Reproduce each line of the rows below without any change.

** BEGIN Source material **

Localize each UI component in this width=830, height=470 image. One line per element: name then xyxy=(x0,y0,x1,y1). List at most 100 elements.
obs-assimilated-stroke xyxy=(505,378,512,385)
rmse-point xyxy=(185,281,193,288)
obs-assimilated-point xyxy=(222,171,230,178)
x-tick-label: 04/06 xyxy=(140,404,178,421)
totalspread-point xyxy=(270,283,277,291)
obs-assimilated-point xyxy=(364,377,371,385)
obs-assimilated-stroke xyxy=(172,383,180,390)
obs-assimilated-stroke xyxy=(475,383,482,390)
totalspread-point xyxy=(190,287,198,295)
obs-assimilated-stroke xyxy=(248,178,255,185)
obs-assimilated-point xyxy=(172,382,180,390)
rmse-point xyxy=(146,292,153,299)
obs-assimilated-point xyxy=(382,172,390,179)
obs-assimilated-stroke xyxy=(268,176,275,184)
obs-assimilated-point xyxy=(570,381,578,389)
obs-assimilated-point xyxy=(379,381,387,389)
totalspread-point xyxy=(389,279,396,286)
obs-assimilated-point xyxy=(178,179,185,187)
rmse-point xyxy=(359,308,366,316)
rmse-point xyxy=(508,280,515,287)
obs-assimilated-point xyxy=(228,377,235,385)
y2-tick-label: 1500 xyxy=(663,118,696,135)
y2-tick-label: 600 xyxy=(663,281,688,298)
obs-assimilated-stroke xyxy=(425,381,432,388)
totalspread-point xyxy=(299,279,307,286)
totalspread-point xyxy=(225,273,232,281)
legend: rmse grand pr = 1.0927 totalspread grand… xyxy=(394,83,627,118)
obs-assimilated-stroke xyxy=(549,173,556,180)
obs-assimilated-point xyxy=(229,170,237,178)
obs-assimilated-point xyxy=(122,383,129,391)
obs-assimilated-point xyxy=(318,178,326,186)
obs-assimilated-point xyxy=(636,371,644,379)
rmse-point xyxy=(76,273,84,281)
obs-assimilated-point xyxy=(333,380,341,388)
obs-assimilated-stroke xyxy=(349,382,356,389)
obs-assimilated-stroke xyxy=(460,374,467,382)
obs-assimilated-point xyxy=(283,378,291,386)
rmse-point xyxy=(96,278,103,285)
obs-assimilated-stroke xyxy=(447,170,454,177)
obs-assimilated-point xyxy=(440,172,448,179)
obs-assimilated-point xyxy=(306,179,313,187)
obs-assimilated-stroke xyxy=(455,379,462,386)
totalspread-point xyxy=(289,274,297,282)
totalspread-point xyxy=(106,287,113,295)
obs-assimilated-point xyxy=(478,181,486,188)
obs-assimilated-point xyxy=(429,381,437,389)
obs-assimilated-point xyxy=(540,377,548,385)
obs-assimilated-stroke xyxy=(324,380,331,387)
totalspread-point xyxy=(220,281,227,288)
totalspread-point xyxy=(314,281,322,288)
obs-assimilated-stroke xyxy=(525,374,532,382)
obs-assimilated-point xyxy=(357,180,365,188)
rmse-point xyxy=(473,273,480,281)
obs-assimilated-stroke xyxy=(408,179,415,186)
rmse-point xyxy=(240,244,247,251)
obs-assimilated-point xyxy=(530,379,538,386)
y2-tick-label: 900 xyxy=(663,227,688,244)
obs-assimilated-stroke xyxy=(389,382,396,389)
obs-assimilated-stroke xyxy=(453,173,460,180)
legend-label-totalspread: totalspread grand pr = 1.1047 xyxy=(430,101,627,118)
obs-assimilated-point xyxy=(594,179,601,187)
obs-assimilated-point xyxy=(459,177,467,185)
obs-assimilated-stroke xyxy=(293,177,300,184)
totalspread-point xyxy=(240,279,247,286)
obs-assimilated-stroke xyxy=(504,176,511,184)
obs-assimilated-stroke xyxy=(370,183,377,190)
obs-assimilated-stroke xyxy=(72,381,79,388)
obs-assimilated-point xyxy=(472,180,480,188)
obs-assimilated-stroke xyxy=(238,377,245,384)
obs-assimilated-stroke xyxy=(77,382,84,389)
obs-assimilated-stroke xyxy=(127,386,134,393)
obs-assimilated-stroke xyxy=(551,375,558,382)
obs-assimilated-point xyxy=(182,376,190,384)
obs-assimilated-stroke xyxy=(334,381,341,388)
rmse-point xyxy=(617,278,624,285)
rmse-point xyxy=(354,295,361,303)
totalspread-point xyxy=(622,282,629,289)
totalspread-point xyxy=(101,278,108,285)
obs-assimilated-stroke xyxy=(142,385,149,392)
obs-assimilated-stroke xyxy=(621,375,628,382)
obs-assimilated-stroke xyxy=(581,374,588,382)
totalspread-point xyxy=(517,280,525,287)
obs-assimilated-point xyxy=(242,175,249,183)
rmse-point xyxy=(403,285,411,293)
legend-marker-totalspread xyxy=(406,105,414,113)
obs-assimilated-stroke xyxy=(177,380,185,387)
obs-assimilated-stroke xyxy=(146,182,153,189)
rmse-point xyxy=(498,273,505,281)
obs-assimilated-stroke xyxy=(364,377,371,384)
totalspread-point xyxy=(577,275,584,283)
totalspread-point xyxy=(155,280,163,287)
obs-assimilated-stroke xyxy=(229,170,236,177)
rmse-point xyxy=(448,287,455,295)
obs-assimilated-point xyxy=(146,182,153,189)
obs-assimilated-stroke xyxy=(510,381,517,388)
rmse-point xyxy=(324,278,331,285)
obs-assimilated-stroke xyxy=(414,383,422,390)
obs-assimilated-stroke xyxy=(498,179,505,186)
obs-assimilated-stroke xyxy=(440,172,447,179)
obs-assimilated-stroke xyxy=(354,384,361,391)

** END Source material **

## Answer below
Localize each UI component in this width=830, height=470 image. One line per element: name then xyxy=(x0,y0,x1,y1). List at most 100 elements.
obs-assimilated-stroke xyxy=(505,378,512,385)
rmse-point xyxy=(185,281,193,288)
obs-assimilated-point xyxy=(222,171,230,178)
x-tick-label: 04/06 xyxy=(140,404,178,421)
totalspread-point xyxy=(270,283,277,291)
obs-assimilated-point xyxy=(364,377,371,385)
obs-assimilated-stroke xyxy=(172,383,180,390)
obs-assimilated-stroke xyxy=(475,383,482,390)
totalspread-point xyxy=(190,287,198,295)
obs-assimilated-stroke xyxy=(248,178,255,185)
obs-assimilated-point xyxy=(172,382,180,390)
rmse-point xyxy=(146,292,153,299)
obs-assimilated-point xyxy=(382,172,390,179)
obs-assimilated-stroke xyxy=(268,176,275,184)
obs-assimilated-point xyxy=(570,381,578,389)
obs-assimilated-point xyxy=(379,381,387,389)
totalspread-point xyxy=(389,279,396,286)
obs-assimilated-point xyxy=(178,179,185,187)
rmse-point xyxy=(359,308,366,316)
rmse-point xyxy=(508,280,515,287)
obs-assimilated-point xyxy=(228,377,235,385)
y2-tick-label: 1500 xyxy=(663,118,696,135)
y2-tick-label: 600 xyxy=(663,281,688,298)
obs-assimilated-stroke xyxy=(425,381,432,388)
totalspread-point xyxy=(299,279,307,286)
totalspread-point xyxy=(225,273,232,281)
legend: rmse grand pr = 1.0927 totalspread grand… xyxy=(394,83,627,118)
obs-assimilated-stroke xyxy=(549,173,556,180)
obs-assimilated-point xyxy=(229,170,237,178)
obs-assimilated-point xyxy=(122,383,129,391)
obs-assimilated-point xyxy=(318,178,326,186)
obs-assimilated-point xyxy=(636,371,644,379)
rmse-point xyxy=(76,273,84,281)
obs-assimilated-point xyxy=(333,380,341,388)
obs-assimilated-stroke xyxy=(349,382,356,389)
obs-assimilated-stroke xyxy=(460,374,467,382)
obs-assimilated-point xyxy=(283,378,291,386)
rmse-point xyxy=(96,278,103,285)
obs-assimilated-stroke xyxy=(447,170,454,177)
obs-assimilated-point xyxy=(440,172,448,179)
obs-assimilated-point xyxy=(306,179,313,187)
obs-assimilated-stroke xyxy=(455,379,462,386)
totalspread-point xyxy=(289,274,297,282)
totalspread-point xyxy=(106,287,113,295)
obs-assimilated-point xyxy=(478,181,486,188)
obs-assimilated-point xyxy=(429,381,437,389)
obs-assimilated-point xyxy=(540,377,548,385)
obs-assimilated-stroke xyxy=(324,380,331,387)
totalspread-point xyxy=(220,281,227,288)
totalspread-point xyxy=(314,281,322,288)
obs-assimilated-stroke xyxy=(525,374,532,382)
obs-assimilated-point xyxy=(357,180,365,188)
rmse-point xyxy=(473,273,480,281)
obs-assimilated-stroke xyxy=(408,179,415,186)
rmse-point xyxy=(240,244,247,251)
obs-assimilated-point xyxy=(530,379,538,386)
y2-tick-label: 900 xyxy=(663,227,688,244)
obs-assimilated-stroke xyxy=(389,382,396,389)
obs-assimilated-stroke xyxy=(453,173,460,180)
legend-label-totalspread: totalspread grand pr = 1.1047 xyxy=(430,101,627,118)
obs-assimilated-point xyxy=(594,179,601,187)
obs-assimilated-point xyxy=(459,177,467,185)
obs-assimilated-stroke xyxy=(293,177,300,184)
totalspread-point xyxy=(240,279,247,286)
obs-assimilated-stroke xyxy=(504,176,511,184)
obs-assimilated-stroke xyxy=(370,183,377,190)
obs-assimilated-stroke xyxy=(72,381,79,388)
obs-assimilated-point xyxy=(472,180,480,188)
obs-assimilated-stroke xyxy=(238,377,245,384)
obs-assimilated-stroke xyxy=(77,382,84,389)
obs-assimilated-stroke xyxy=(127,386,134,393)
obs-assimilated-stroke xyxy=(551,375,558,382)
obs-assimilated-point xyxy=(182,376,190,384)
obs-assimilated-stroke xyxy=(334,381,341,388)
rmse-point xyxy=(617,278,624,285)
rmse-point xyxy=(354,295,361,303)
totalspread-point xyxy=(622,282,629,289)
totalspread-point xyxy=(101,278,108,285)
obs-assimilated-stroke xyxy=(142,385,149,392)
obs-assimilated-stroke xyxy=(621,375,628,382)
obs-assimilated-stroke xyxy=(581,374,588,382)
totalspread-point xyxy=(517,280,525,287)
obs-assimilated-point xyxy=(242,175,249,183)
rmse-point xyxy=(403,285,411,293)
legend-marker-totalspread xyxy=(406,105,414,113)
obs-assimilated-stroke xyxy=(177,380,185,387)
obs-assimilated-stroke xyxy=(146,182,153,189)
rmse-point xyxy=(498,273,505,281)
obs-assimilated-stroke xyxy=(364,377,371,384)
totalspread-point xyxy=(577,275,584,283)
totalspread-point xyxy=(155,280,163,287)
obs-assimilated-stroke xyxy=(229,170,236,177)
rmse-point xyxy=(448,287,455,295)
obs-assimilated-point xyxy=(146,182,153,189)
obs-assimilated-stroke xyxy=(510,381,517,388)
rmse-point xyxy=(324,278,331,285)
obs-assimilated-stroke xyxy=(414,383,422,390)
obs-assimilated-stroke xyxy=(498,179,505,186)
obs-assimilated-stroke xyxy=(440,172,447,179)
obs-assimilated-stroke xyxy=(354,384,361,391)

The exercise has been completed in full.